**Dataset rows**:

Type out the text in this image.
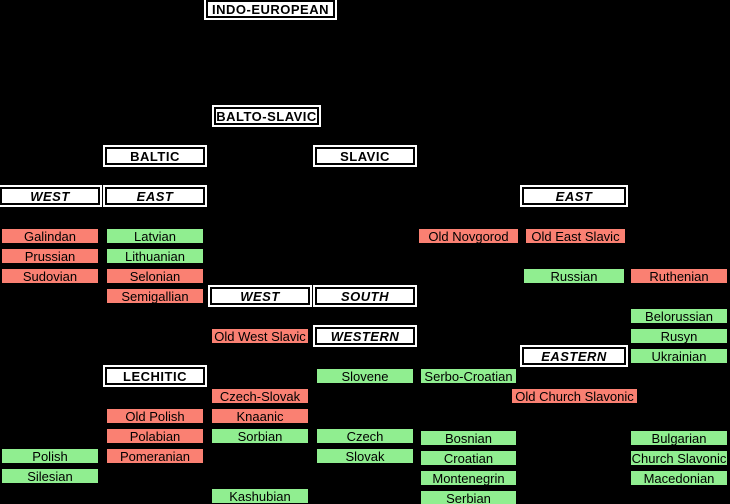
INDO-EUROPEAN
BALTO-SLAVIC
BALTIC	SLAVIC
WEST	EAST	EAST
Galindan	Latvian	Old Novgorod	Old East Slavic
Prussian	Lithuanian
Sudovian	Selonian	Russian	Ruthenian
Semigallian	WEST	SOUTH
Belorussian
Old West Slavic	WESTERN	Rusyn
EASTERN	Ukrainian
LECHITIC	Slovene	Serbo-Croatian
Czech-Slovak	Old Church Slavonic
Old Polish	Knaanic
Polabian	Sorbian	Czech	Bosnian	Bulgarian
Polish	Pomeranian	Slovak	Croatian	Church Slavonic
Silesian	Montenegrin	Macedonian
Kashubian	Serbian
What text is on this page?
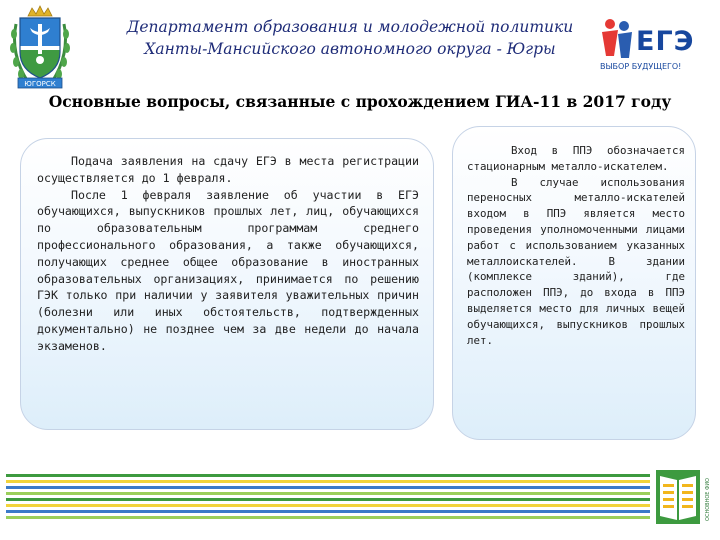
ЮГОРСК
Департамент образования и молодежной политики
Ханты-Мансийского автономного округа - Югры	ЕГЭ
ВЫБОР БУДУЩЕГО!
Основные вопросы, связанные с прохождением ГИА-11 в 2017 году

Подача заявления на сдачу ЕГЭ в места регистрации осуществляется до 1 февраля.

После 1 февраля заявление об участии в ЕГЭ обучающихся, выпускников прошлых лет, лиц, обучающихся по образовательным программам среднего профессионального образования, а также обучающихся, получающих среднее общее образование в иностранных образовательных организациях, принимается по решению ГЭК только при наличии у заявителя уважительных причин (болезни или иных обстоятельств, подтвержденных документально) не позднее чем за две недели до начала экзаменов.

Вход в ППЭ обозначается стационарным металло-искателем.

В случае использования переносных металло-искателей входом в ППЭ является место проведения уполномоченными лицами работ с использованием указанных металлоискателей. В здании (комплексе зданий), где расположен ППЭ, до входа в ППЭ выделяется место для личных вещей обучающихся, выпускников прошлых лет.

ОСНОВНОЕ ФИО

**What to produce**: Look through the material above. Copy each line where the word "образования" appears.

**Answer to this exercise**:
Департамент образования и молодежной политики
После 1 февраля заявление об участии в ЕГЭ обучающихся, выпускников прошлых лет, лиц, обучающихся по образовательным программам среднего профессионального образования, а также обучающихся, получающих среднее общее образование в иностранных образовательных организациях, принимается по решению ГЭК только при наличии у заявителя уважительных причин (болезни или иных обстоятельств, подтвержденных документально) не позднее чем за две недели до начала экзаменов.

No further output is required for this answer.